→ **DIRECTIVE**
Extract each line from the entries below that has the string "triangle" in it.

##############################

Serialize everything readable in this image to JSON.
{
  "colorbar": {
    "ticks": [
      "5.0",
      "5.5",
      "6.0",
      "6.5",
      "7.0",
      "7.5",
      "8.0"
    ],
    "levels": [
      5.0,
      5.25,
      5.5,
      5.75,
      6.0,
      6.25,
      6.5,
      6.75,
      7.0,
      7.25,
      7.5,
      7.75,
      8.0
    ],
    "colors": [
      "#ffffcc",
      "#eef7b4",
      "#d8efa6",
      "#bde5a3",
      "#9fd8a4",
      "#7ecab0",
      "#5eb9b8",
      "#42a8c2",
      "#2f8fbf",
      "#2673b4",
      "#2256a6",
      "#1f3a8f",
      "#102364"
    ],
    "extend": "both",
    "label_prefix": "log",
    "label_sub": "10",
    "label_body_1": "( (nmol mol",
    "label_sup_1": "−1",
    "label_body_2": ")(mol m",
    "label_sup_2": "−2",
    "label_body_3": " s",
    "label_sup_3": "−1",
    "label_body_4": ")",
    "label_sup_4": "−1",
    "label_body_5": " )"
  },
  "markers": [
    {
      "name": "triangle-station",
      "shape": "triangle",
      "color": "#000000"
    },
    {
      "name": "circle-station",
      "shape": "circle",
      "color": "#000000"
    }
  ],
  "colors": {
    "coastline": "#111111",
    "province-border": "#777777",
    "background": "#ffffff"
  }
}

##############################

→ **SOLVED PROBLEM**
      "name": "triangle-station",
      "shape": "triangle",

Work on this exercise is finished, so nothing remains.